Consigne →
Recopiez mot pour mot l'intégralité du texte ci-dessous sur Sarah-Claude et Esteban.

Texte →
Sarah-Claude a plutôt trouvé refuge dans l’action. Avant le diagnostic, elle avait déjà passé 200 jours à l’hôpital avec Esteban. Bébé, il avait des déficiences immunitaires, il était mou, bruyant. Différent. Elle le conduit à l’école deux jours par semaine. Elle l’accompagne à ses nombreux rendez-vous médicaux. Elle coordonne les ressources, fait le lien avec les experts. « Il y a de plus en plus de monde dans le dossier et ça n’arrêtera pas », dit-elle.

À regret, elle a dû mettre de côté son rêve nomade. « Je faisais l’école à la maison aux filles, avec l’objectif de voyager six mois par année. » L’état d’Esteban ne le permet plus. Et les grandes avaient besoin de changer d’air. Elles ont intégré l’école l’an dernier, « elles ont maintenant une vie d’enfant sans responsabilités ». « On ne veut pas qu’elles se sentent moins importantes, mais notre vie tourne inévitablement autour d’Esteban », dit Sarah-Claude.

Extrait de données →
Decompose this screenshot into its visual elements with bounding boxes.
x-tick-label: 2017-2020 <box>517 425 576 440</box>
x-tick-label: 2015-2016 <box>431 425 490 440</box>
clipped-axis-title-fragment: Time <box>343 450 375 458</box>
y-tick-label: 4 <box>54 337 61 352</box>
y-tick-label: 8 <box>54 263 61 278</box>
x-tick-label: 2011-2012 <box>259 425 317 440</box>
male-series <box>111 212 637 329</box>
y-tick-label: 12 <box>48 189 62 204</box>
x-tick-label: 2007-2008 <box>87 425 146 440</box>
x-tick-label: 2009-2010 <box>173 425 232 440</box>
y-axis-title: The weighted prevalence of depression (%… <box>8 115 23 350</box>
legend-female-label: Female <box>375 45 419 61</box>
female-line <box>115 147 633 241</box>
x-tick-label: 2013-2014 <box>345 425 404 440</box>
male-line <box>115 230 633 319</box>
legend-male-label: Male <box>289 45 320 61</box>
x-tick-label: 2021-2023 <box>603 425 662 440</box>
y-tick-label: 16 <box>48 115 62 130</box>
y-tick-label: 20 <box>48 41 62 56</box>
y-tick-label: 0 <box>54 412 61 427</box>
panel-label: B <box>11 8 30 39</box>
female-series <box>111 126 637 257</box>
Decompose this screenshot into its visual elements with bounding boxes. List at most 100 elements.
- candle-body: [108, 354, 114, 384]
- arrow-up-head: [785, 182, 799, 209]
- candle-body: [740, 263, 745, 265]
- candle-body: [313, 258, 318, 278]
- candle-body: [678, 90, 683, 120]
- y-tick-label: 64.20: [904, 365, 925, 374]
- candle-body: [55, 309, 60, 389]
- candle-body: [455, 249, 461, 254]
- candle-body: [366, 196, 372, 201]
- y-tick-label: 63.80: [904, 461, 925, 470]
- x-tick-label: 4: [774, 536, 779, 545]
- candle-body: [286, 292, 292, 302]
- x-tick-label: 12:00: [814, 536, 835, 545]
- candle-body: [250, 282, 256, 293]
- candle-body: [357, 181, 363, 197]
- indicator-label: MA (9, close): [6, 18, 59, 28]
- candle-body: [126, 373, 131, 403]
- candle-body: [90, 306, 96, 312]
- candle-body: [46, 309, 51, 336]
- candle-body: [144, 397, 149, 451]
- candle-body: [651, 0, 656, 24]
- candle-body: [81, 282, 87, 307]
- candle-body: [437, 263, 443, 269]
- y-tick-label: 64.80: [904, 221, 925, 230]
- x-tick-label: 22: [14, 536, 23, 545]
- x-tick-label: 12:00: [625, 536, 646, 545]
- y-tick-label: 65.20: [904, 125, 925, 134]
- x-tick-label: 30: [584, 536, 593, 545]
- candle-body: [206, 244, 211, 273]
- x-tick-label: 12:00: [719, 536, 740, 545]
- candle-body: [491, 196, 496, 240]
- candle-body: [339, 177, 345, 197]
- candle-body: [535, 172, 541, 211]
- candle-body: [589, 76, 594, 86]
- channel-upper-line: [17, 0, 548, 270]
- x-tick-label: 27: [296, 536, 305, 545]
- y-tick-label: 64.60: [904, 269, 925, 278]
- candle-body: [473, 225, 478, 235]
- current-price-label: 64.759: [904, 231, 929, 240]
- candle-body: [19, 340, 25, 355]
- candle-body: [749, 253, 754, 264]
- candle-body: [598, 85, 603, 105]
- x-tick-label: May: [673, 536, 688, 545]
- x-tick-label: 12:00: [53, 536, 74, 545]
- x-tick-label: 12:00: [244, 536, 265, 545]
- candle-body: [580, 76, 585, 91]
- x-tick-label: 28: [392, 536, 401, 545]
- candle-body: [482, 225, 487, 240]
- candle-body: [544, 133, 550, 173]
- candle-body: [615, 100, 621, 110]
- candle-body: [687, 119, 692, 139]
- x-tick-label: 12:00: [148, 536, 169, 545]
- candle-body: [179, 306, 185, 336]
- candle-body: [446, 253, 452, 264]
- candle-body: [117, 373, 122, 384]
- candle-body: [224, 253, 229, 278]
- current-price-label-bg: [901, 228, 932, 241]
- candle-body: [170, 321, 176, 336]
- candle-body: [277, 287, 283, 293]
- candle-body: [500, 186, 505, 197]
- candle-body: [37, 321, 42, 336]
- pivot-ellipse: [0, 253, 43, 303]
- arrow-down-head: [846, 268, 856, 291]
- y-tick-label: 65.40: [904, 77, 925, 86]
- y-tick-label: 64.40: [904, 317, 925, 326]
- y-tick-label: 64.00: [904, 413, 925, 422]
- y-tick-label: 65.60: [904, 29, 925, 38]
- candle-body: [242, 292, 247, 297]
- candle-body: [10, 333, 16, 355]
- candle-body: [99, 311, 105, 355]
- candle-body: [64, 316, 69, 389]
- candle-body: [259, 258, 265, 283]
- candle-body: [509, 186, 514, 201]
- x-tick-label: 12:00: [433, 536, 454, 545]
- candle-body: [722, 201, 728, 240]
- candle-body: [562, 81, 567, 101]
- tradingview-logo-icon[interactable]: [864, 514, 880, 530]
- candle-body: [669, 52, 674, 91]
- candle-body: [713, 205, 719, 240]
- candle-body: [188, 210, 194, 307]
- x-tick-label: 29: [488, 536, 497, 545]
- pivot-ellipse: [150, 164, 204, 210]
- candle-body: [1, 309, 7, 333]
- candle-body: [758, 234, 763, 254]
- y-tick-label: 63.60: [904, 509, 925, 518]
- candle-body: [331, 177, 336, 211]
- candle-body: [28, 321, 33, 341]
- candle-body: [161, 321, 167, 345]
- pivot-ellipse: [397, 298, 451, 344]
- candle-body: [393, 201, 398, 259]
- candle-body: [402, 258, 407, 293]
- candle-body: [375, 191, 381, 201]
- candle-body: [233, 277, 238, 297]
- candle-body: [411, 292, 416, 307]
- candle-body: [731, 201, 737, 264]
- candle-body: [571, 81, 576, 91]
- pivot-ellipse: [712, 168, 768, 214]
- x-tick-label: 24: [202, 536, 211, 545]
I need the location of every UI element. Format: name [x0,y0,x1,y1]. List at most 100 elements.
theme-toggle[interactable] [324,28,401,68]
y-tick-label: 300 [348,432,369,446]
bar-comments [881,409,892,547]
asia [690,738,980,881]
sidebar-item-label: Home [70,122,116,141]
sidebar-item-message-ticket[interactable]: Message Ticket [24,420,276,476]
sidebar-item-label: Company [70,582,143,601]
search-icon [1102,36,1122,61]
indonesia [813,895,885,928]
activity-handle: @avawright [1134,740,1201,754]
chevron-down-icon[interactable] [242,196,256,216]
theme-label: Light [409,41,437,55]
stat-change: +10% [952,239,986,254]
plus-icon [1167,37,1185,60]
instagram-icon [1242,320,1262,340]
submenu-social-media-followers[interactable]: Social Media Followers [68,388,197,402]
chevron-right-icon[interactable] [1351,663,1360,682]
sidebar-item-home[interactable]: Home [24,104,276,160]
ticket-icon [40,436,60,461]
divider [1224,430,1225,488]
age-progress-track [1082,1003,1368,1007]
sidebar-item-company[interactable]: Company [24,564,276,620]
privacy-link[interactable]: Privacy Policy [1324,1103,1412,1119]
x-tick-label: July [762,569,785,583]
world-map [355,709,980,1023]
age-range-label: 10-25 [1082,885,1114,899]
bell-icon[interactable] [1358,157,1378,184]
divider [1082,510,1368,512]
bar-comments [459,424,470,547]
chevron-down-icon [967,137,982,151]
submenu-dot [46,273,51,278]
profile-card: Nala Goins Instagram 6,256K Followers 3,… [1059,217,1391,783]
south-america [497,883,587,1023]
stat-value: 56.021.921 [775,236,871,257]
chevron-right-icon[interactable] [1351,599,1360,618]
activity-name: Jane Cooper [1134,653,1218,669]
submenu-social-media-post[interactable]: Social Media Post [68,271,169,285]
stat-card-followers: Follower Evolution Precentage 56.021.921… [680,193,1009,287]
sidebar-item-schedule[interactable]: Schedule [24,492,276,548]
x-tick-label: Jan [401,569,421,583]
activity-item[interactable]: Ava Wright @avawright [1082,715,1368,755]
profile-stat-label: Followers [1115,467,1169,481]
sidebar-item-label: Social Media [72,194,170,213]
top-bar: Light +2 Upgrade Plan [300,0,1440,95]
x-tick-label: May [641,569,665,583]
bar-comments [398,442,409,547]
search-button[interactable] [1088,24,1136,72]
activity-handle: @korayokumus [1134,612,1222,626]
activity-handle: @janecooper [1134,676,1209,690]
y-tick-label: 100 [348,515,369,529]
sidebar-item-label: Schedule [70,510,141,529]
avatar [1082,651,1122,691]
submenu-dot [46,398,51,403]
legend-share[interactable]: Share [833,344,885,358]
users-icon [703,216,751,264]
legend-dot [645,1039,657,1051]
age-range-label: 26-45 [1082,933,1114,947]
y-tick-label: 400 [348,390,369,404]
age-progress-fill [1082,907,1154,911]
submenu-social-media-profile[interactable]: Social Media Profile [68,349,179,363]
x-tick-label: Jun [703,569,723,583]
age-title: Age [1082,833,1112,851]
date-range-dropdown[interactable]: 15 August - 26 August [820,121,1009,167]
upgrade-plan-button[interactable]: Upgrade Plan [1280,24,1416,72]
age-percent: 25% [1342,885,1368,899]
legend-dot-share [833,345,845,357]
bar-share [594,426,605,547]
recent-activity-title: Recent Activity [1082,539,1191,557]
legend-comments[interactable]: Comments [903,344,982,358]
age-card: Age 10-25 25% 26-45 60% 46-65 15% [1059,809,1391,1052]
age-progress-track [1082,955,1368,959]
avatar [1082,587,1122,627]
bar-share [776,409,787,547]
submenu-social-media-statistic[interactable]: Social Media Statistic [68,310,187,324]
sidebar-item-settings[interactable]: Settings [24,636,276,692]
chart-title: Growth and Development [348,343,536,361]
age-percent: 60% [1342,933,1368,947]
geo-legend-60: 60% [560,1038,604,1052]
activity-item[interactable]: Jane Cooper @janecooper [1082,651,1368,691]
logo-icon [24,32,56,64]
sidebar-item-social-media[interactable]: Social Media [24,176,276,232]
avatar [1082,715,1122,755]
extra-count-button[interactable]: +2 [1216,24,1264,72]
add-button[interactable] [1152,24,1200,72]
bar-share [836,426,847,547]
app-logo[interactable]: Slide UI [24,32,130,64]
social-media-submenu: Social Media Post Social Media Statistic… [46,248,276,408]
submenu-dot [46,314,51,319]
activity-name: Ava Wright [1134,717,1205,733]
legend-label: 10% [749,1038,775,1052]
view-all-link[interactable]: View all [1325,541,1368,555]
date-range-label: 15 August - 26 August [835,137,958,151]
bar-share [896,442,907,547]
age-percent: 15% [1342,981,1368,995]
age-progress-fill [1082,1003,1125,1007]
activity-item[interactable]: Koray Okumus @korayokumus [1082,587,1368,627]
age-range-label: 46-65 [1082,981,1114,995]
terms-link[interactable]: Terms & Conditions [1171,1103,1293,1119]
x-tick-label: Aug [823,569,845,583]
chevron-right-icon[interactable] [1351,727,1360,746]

Réponse →
Sarah-Claude a plutôt trouvé refuge dans l’action. Avant le diagnostic, elle avait déjà passé 200 jours à l’hôpital avec Esteban. Bébé, il avait des déficiences immunitaires, il était mou, bruyant. Différent. Elle le conduit à l’école deux jours par semaine. Elle l’accompagne à ses nombreux rendez-vous médicaux. Elle coordonne les ressources, fait le lien avec les experts. « Il y a de plus en plus de monde dans le dossier et ça n’arrêtera pas », dit-elle.

À regret, elle a dû mettre de côté son rêve nomade. « Je faisais l’école à la maison aux filles, avec l’objectif de voyager six mois par année. » L’état d’Esteban ne le permet plus. Et les grandes avaient besoin de changer d’air. Elles ont intégré l’école l’an dernier, « elles ont maintenant une vie d’enfant sans responsabilités ». « On ne veut pas qu’elles se sentent moins importantes, mais notre vie tourne inévitablement autour d’Esteban », dit Sarah-Claude.